Records
** START **

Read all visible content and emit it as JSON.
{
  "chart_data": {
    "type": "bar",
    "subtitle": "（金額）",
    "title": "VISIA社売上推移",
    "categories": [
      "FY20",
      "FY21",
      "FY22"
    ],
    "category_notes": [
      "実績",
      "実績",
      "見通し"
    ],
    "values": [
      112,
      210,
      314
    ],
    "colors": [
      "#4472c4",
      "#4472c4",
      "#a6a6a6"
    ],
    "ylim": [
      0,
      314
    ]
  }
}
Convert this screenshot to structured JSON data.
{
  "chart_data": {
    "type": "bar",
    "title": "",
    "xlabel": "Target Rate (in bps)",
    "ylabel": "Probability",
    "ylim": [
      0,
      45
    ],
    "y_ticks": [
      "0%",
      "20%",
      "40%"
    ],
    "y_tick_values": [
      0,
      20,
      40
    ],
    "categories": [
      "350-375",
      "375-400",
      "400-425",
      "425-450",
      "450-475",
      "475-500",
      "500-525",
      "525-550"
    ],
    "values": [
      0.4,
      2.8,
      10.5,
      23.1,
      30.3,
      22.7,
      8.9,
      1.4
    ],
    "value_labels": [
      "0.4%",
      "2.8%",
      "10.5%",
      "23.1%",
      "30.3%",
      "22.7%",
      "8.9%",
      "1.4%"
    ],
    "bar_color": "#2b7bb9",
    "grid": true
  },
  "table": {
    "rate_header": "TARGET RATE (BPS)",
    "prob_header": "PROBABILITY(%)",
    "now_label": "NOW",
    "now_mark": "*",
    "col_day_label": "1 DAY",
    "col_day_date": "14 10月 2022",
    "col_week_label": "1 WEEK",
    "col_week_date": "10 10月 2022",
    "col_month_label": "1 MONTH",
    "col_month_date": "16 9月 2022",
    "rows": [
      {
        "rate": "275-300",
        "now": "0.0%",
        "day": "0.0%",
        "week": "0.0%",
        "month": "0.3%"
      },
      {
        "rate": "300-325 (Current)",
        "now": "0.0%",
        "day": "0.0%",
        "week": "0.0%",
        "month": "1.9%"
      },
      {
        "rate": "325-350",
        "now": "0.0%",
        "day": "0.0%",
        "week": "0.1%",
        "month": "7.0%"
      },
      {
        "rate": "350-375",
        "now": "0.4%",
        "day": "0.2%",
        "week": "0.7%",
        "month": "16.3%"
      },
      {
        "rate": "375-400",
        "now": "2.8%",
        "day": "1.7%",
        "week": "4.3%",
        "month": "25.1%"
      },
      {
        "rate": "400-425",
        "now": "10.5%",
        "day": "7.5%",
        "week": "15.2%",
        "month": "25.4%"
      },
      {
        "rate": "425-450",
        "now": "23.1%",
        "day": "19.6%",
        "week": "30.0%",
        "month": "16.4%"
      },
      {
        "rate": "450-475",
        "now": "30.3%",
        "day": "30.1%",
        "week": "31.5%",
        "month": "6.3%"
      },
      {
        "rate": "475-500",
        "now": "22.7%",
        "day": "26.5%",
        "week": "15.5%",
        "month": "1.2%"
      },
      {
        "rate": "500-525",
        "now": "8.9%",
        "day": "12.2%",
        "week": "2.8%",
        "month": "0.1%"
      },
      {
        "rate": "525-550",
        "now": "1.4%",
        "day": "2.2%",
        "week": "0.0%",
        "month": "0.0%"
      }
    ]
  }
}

** END **

## STATED EXERCISE
Exactly reproduce every line of the data above.

## SOLVED PROBLEM
Read all visible content and emit it as JSON.
{
  "chart_data": {
    "type": "bar",
    "subtitle": "（金額）",
    "title": "VISIA社売上推移",
    "categories": [
      "FY20",
      "FY21",
      "FY22"
    ],
    "category_notes": [
      "実績",
      "実績",
      "見通し"
    ],
    "values": [
      112,
      210,
      314
    ],
    "colors": [
      "#4472c4",
      "#4472c4",
      "#a6a6a6"
    ],
    "ylim": [
      0,
      314
    ]
  }
}
Convert this screenshot to structured JSON data.
{
  "chart_data": {
    "type": "bar",
    "title": "",
    "xlabel": "Target Rate (in bps)",
    "ylabel": "Probability",
    "ylim": [
      0,
      45
    ],
    "y_ticks": [
      "0%",
      "20%",
      "40%"
    ],
    "y_tick_values": [
      0,
      20,
      40
    ],
    "categories": [
      "350-375",
      "375-400",
      "400-425",
      "425-450",
      "450-475",
      "475-500",
      "500-525",
      "525-550"
    ],
    "values": [
      0.4,
      2.8,
      10.5,
      23.1,
      30.3,
      22.7,
      8.9,
      1.4
    ],
    "value_labels": [
      "0.4%",
      "2.8%",
      "10.5%",
      "23.1%",
      "30.3%",
      "22.7%",
      "8.9%",
      "1.4%"
    ],
    "bar_color": "#2b7bb9",
    "grid": true
  },
  "table": {
    "rate_header": "TARGET RATE (BPS)",
    "prob_header": "PROBABILITY(%)",
    "now_label": "NOW",
    "now_mark": "*",
    "col_day_label": "1 DAY",
    "col_day_date": "14 10月 2022",
    "col_week_label": "1 WEEK",
    "col_week_date": "10 10月 2022",
    "col_month_label": "1 MONTH",
    "col_month_date": "16 9月 2022",
    "rows": [
      {
        "rate": "275-300",
        "now": "0.0%",
        "day": "0.0%",
        "week": "0.0%",
        "month": "0.3%"
      },
      {
        "rate": "300-325 (Current)",
        "now": "0.0%",
        "day": "0.0%",
        "week": "0.0%",
        "month": "1.9%"
      },
      {
        "rate": "325-350",
        "now": "0.0%",
        "day": "0.0%",
        "week": "0.1%",
        "month": "7.0%"
      },
      {
        "rate": "350-375",
        "now": "0.4%",
        "day": "0.2%",
        "week": "0.7%",
        "month": "16.3%"
      },
      {
        "rate": "375-400",
        "now": "2.8%",
        "day": "1.7%",
        "week": "4.3%",
        "month": "25.1%"
      },
      {
        "rate": "400-425",
        "now": "10.5%",
        "day": "7.5%",
        "week": "15.2%",
        "month": "25.4%"
      },
      {
        "rate": "425-450",
        "now": "23.1%",
        "day": "19.6%",
        "week": "30.0%",
        "month": "16.4%"
      },
      {
        "rate": "450-475",
        "now": "30.3%",
        "day": "30.1%",
        "week": "31.5%",
        "month": "6.3%"
      },
      {
        "rate": "475-500",
        "now": "22.7%",
        "day": "26.5%",
        "week": "15.5%",
        "month": "1.2%"
      },
      {
        "rate": "500-525",
        "now": "8.9%",
        "day": "12.2%",
        "week": "2.8%",
        "month": "0.1%"
      },
      {
        "rate": "525-550",
        "now": "1.4%",
        "day": "2.2%",
        "week": "0.0%",
        "month": "0.0%"
      }
    ]
  }
}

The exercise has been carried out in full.